— START OF Records supplied —
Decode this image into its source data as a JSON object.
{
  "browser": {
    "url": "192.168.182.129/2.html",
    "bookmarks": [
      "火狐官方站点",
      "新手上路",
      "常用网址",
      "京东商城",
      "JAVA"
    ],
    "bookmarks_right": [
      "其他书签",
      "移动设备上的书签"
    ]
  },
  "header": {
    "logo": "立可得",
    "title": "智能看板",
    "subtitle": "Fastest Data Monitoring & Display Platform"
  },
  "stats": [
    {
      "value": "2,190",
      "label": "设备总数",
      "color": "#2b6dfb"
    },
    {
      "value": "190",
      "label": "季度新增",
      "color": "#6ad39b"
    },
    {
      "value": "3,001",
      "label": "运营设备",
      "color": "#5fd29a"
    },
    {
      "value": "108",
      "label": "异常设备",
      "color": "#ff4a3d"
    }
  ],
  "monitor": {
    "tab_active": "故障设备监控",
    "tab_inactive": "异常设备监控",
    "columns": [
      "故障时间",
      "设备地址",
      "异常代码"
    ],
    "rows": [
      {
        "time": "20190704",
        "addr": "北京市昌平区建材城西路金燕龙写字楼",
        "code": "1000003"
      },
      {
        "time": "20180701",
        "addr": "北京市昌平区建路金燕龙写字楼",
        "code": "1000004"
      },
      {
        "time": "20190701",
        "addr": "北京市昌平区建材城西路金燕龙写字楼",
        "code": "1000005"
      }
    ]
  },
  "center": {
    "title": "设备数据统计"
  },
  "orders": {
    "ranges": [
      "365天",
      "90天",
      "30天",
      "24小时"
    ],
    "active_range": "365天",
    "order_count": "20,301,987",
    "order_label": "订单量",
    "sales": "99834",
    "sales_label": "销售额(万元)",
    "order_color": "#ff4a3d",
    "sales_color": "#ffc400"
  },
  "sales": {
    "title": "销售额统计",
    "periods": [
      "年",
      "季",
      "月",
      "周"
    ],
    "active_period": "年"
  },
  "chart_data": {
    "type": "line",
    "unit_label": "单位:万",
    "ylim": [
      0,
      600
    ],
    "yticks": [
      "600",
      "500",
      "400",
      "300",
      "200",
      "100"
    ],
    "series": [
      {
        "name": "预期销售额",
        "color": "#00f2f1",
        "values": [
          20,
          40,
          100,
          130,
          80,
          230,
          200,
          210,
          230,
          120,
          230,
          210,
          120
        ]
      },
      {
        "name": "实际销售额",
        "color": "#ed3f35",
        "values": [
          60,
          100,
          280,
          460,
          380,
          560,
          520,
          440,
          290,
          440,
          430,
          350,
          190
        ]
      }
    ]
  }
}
— END OF Records supplied —
* _Job_
Please give back all of the records exactly as written.

* _Completed exercise_
Decode this image into its source data as a JSON object.
{
  "browser": {
    "url": "192.168.182.129/2.html",
    "bookmarks": [
      "火狐官方站点",
      "新手上路",
      "常用网址",
      "京东商城",
      "JAVA"
    ],
    "bookmarks_right": [
      "其他书签",
      "移动设备上的书签"
    ]
  },
  "header": {
    "logo": "立可得",
    "title": "智能看板",
    "subtitle": "Fastest Data Monitoring & Display Platform"
  },
  "stats": [
    {
      "value": "2,190",
      "label": "设备总数",
      "color": "#2b6dfb"
    },
    {
      "value": "190",
      "label": "季度新增",
      "color": "#6ad39b"
    },
    {
      "value": "3,001",
      "label": "运营设备",
      "color": "#5fd29a"
    },
    {
      "value": "108",
      "label": "异常设备",
      "color": "#ff4a3d"
    }
  ],
  "monitor": {
    "tab_active": "故障设备监控",
    "tab_inactive": "异常设备监控",
    "columns": [
      "故障时间",
      "设备地址",
      "异常代码"
    ],
    "rows": [
      {
        "time": "20190704",
        "addr": "北京市昌平区建材城西路金燕龙写字楼",
        "code": "1000003"
      },
      {
        "time": "20180701",
        "addr": "北京市昌平区建路金燕龙写字楼",
        "code": "1000004"
      },
      {
        "time": "20190701",
        "addr": "北京市昌平区建材城西路金燕龙写字楼",
        "code": "1000005"
      }
    ]
  },
  "center": {
    "title": "设备数据统计"
  },
  "orders": {
    "ranges": [
      "365天",
      "90天",
      "30天",
      "24小时"
    ],
    "active_range": "365天",
    "order_count": "20,301,987",
    "order_label": "订单量",
    "sales": "99834",
    "sales_label": "销售额(万元)",
    "order_color": "#ff4a3d",
    "sales_color": "#ffc400"
  },
  "sales": {
    "title": "销售额统计",
    "periods": [
      "年",
      "季",
      "月",
      "周"
    ],
    "active_period": "年"
  },
  "chart_data": {
    "type": "line",
    "unit_label": "单位:万",
    "ylim": [
      0,
      600
    ],
    "yticks": [
      "600",
      "500",
      "400",
      "300",
      "200",
      "100"
    ],
    "series": [
      {
        "name": "预期销售额",
        "color": "#00f2f1",
        "values": [
          20,
          40,
          100,
          130,
          80,
          230,
          200,
          210,
          230,
          120,
          230,
          210,
          120
        ]
      },
      {
        "name": "实际销售额",
        "color": "#ed3f35",
        "values": [
          60,
          100,
          280,
          460,
          380,
          560,
          520,
          440,
          290,
          440,
          430,
          350,
          190
        ]
      }
    ]
  }
}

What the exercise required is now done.